[START OF Records for the task]
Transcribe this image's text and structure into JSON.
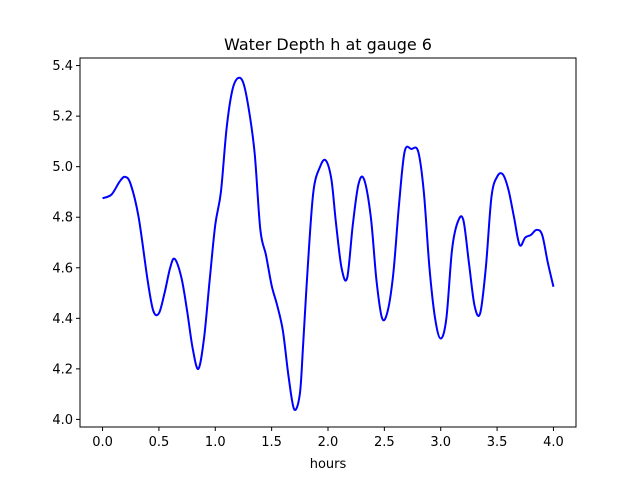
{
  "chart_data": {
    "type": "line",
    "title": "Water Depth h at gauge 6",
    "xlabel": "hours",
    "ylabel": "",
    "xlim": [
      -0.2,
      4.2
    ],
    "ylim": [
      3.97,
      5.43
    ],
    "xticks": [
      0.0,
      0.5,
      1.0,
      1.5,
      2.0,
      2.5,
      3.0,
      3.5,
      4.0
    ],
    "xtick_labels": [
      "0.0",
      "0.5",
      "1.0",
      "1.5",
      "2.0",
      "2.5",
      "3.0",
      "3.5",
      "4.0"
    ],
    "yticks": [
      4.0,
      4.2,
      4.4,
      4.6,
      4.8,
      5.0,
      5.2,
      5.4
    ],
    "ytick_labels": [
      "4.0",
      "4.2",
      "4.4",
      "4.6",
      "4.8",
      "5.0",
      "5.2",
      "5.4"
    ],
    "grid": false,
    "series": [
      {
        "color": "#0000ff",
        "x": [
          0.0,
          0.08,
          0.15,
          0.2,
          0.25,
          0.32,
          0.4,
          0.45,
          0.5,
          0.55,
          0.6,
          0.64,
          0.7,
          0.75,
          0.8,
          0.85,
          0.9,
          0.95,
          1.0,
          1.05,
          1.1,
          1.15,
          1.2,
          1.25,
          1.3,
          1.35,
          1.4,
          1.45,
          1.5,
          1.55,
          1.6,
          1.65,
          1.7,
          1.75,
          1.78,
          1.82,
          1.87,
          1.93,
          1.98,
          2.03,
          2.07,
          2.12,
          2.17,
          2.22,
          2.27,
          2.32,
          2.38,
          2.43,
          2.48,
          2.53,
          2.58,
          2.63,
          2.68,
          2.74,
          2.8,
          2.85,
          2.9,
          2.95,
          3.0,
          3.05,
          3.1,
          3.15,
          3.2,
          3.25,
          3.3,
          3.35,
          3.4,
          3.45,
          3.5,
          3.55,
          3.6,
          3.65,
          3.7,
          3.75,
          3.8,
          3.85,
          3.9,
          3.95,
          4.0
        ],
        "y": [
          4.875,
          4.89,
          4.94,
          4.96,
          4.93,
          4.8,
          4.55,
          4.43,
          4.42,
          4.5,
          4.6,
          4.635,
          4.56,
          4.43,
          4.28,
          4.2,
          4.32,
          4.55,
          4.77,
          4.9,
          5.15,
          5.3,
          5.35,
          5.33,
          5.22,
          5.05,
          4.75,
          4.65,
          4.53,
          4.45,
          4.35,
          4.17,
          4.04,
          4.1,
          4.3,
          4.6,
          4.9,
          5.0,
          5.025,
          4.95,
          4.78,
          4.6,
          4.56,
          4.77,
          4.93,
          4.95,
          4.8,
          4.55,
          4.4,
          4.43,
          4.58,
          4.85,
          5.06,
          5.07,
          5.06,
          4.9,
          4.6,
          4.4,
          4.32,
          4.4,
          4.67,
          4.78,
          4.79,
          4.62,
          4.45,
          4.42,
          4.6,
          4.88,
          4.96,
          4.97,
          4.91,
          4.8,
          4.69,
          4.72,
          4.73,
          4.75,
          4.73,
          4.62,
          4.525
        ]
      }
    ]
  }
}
[END OF Records for the task]
Quote the records in full and exactly; skip any image.

Transcribe this image's text and structure into JSON.
{
  "chart_data": {
    "type": "line",
    "title": "Water Depth h at gauge 6",
    "xlabel": "hours",
    "ylabel": "",
    "xlim": [
      -0.2,
      4.2
    ],
    "ylim": [
      3.97,
      5.43
    ],
    "xticks": [
      0.0,
      0.5,
      1.0,
      1.5,
      2.0,
      2.5,
      3.0,
      3.5,
      4.0
    ],
    "xtick_labels": [
      "0.0",
      "0.5",
      "1.0",
      "1.5",
      "2.0",
      "2.5",
      "3.0",
      "3.5",
      "4.0"
    ],
    "yticks": [
      4.0,
      4.2,
      4.4,
      4.6,
      4.8,
      5.0,
      5.2,
      5.4
    ],
    "ytick_labels": [
      "4.0",
      "4.2",
      "4.4",
      "4.6",
      "4.8",
      "5.0",
      "5.2",
      "5.4"
    ],
    "grid": false,
    "series": [
      {
        "color": "#0000ff",
        "x": [
          0.0,
          0.08,
          0.15,
          0.2,
          0.25,
          0.32,
          0.4,
          0.45,
          0.5,
          0.55,
          0.6,
          0.64,
          0.7,
          0.75,
          0.8,
          0.85,
          0.9,
          0.95,
          1.0,
          1.05,
          1.1,
          1.15,
          1.2,
          1.25,
          1.3,
          1.35,
          1.4,
          1.45,
          1.5,
          1.55,
          1.6,
          1.65,
          1.7,
          1.75,
          1.78,
          1.82,
          1.87,
          1.93,
          1.98,
          2.03,
          2.07,
          2.12,
          2.17,
          2.22,
          2.27,
          2.32,
          2.38,
          2.43,
          2.48,
          2.53,
          2.58,
          2.63,
          2.68,
          2.74,
          2.8,
          2.85,
          2.9,
          2.95,
          3.0,
          3.05,
          3.1,
          3.15,
          3.2,
          3.25,
          3.3,
          3.35,
          3.4,
          3.45,
          3.5,
          3.55,
          3.6,
          3.65,
          3.7,
          3.75,
          3.8,
          3.85,
          3.9,
          3.95,
          4.0
        ],
        "y": [
          4.875,
          4.89,
          4.94,
          4.96,
          4.93,
          4.8,
          4.55,
          4.43,
          4.42,
          4.5,
          4.6,
          4.635,
          4.56,
          4.43,
          4.28,
          4.2,
          4.32,
          4.55,
          4.77,
          4.9,
          5.15,
          5.3,
          5.35,
          5.33,
          5.22,
          5.05,
          4.75,
          4.65,
          4.53,
          4.45,
          4.35,
          4.17,
          4.04,
          4.1,
          4.3,
          4.6,
          4.9,
          5.0,
          5.025,
          4.95,
          4.78,
          4.6,
          4.56,
          4.77,
          4.93,
          4.95,
          4.8,
          4.55,
          4.4,
          4.43,
          4.58,
          4.85,
          5.06,
          5.07,
          5.06,
          4.9,
          4.6,
          4.4,
          4.32,
          4.4,
          4.67,
          4.78,
          4.79,
          4.62,
          4.45,
          4.42,
          4.6,
          4.88,
          4.96,
          4.97,
          4.91,
          4.8,
          4.69,
          4.72,
          4.73,
          4.75,
          4.73,
          4.62,
          4.525
        ]
      }
    ]
  }
}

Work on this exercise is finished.